* _OBJECTIVE_:
Copy every line that holds "JSON".

* _MATERIAL FOR THIS EXERCISE_:
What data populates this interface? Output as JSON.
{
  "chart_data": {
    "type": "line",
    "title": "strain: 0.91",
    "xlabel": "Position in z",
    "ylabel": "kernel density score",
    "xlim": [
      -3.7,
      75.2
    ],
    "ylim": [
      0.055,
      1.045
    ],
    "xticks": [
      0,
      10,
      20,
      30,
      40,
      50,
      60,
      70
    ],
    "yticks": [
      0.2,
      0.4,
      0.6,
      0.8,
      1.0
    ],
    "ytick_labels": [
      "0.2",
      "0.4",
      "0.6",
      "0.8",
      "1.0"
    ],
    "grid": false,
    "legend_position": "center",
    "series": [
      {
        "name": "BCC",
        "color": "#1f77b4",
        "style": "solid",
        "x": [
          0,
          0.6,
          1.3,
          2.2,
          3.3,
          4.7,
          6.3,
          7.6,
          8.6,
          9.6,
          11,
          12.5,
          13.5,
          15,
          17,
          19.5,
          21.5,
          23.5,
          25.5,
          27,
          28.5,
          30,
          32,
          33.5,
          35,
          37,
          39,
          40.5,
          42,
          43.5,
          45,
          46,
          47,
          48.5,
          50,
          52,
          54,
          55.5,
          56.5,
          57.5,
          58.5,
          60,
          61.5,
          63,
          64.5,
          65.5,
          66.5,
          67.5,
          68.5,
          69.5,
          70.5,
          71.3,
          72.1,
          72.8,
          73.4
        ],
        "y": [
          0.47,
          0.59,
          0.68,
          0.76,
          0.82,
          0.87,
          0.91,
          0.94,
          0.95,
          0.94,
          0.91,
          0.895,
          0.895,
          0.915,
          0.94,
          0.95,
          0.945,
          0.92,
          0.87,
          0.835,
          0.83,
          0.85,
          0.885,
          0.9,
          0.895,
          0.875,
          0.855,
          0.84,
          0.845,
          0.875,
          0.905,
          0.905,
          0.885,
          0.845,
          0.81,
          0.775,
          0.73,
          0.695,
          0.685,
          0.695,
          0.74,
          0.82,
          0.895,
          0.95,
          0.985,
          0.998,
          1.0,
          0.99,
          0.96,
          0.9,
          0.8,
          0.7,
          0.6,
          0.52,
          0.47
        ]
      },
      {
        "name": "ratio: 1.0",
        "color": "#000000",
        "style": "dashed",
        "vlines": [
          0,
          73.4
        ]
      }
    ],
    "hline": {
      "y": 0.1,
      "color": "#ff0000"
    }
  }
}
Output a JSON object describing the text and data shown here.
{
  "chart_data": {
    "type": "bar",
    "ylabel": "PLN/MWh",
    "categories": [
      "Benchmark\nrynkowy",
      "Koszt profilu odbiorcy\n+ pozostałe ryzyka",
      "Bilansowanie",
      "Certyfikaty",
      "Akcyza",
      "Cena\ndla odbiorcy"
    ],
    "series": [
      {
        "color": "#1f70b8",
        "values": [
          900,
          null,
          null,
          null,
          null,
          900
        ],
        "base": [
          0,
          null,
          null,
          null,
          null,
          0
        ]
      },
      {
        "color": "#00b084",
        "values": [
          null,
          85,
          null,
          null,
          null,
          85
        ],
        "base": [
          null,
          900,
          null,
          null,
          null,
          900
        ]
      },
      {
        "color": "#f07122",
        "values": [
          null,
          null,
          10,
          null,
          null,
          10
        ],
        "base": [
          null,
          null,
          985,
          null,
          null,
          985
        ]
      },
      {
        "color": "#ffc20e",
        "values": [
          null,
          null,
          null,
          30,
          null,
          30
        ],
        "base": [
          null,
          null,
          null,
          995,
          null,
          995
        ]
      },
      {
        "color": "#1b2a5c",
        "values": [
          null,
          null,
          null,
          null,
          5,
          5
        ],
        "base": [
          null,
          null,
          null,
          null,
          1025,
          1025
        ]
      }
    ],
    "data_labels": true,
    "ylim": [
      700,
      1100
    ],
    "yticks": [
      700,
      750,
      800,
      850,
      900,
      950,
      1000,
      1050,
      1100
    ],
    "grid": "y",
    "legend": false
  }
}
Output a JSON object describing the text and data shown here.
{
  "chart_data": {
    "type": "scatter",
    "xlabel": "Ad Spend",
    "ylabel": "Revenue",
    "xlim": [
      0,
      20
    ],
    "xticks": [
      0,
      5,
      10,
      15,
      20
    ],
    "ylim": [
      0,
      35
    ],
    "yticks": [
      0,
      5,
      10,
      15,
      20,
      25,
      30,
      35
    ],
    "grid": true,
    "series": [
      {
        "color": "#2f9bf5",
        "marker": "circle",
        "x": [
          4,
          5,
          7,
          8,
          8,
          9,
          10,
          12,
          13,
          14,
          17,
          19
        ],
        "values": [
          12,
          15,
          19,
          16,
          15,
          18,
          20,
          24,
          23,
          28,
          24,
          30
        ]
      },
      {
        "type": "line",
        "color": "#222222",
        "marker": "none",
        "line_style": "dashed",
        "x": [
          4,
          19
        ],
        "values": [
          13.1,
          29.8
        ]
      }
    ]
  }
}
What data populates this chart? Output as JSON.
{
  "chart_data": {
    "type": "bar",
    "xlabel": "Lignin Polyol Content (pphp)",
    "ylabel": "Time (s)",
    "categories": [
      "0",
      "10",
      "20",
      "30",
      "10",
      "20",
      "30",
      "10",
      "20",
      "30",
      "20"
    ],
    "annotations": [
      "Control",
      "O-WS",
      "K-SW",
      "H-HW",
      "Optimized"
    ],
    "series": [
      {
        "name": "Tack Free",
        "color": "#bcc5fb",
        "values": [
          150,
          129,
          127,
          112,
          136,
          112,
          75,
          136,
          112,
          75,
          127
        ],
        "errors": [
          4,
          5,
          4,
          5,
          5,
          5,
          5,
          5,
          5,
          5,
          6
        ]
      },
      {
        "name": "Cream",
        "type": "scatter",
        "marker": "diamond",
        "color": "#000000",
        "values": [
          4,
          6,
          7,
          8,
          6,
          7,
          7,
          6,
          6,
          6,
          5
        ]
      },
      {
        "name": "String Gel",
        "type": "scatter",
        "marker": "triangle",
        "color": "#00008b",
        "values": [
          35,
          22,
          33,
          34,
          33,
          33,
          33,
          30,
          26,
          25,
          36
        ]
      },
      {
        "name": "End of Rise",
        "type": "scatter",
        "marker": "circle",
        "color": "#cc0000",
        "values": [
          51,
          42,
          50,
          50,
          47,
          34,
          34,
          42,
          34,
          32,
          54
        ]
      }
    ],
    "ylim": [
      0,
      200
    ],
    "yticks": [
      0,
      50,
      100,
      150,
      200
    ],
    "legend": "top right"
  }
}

* _SOLUTION BELOW_:
What data populates this interface? Output as JSON.
Output a JSON object describing the text and data shown here.
Output a JSON object describing the text and data shown here.
What data populates this chart? Output as JSON.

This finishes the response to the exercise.